RECORD LIST
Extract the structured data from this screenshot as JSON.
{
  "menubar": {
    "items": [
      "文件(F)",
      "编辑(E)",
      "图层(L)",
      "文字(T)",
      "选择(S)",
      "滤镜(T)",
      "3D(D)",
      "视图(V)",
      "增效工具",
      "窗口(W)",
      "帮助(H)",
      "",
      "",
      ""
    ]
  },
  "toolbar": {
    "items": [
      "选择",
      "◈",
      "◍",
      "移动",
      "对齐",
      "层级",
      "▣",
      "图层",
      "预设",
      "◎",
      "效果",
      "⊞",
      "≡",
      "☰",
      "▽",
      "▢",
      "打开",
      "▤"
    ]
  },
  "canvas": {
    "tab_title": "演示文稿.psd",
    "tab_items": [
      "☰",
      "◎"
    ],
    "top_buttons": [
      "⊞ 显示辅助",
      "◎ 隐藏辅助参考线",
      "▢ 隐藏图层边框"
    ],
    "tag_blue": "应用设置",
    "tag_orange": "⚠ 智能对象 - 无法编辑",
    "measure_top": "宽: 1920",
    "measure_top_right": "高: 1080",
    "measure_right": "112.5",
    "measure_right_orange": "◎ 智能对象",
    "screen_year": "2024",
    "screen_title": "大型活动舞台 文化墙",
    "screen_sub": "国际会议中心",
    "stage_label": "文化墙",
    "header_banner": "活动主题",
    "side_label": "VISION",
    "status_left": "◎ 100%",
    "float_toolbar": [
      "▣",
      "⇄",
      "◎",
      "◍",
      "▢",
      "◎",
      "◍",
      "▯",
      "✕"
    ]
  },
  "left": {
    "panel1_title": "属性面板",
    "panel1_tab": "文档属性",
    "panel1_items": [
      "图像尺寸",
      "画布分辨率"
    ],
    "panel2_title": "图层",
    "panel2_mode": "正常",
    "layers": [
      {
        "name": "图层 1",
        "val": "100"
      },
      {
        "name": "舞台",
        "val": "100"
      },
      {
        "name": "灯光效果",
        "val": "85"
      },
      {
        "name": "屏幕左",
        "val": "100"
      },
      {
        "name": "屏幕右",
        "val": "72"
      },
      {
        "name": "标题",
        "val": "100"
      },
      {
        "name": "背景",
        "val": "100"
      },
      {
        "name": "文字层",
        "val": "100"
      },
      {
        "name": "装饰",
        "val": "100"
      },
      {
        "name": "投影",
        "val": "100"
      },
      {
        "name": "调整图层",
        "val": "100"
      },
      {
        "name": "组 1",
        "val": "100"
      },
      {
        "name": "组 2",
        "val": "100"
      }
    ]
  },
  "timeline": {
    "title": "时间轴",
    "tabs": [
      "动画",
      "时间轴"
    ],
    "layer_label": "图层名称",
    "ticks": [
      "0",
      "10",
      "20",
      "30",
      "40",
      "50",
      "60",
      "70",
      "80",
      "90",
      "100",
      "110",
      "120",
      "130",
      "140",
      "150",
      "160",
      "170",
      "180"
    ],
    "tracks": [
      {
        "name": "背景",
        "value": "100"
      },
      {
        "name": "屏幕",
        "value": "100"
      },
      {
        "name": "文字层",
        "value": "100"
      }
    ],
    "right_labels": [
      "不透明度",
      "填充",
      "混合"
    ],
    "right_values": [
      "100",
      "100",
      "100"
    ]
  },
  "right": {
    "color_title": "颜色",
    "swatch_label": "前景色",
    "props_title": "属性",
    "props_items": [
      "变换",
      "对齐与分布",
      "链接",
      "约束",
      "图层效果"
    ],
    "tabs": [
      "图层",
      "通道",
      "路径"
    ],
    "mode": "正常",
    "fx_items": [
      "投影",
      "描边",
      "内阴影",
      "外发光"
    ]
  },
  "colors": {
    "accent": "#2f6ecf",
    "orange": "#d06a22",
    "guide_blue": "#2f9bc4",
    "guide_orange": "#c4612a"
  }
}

CHALLENGE
Pick out each line containing "智能对象" and report it.

FULL OUTPUT
    "tag_orange": "⚠ 智能对象 - 无法编辑",
    "measure_right_orange": "◎ 智能对象",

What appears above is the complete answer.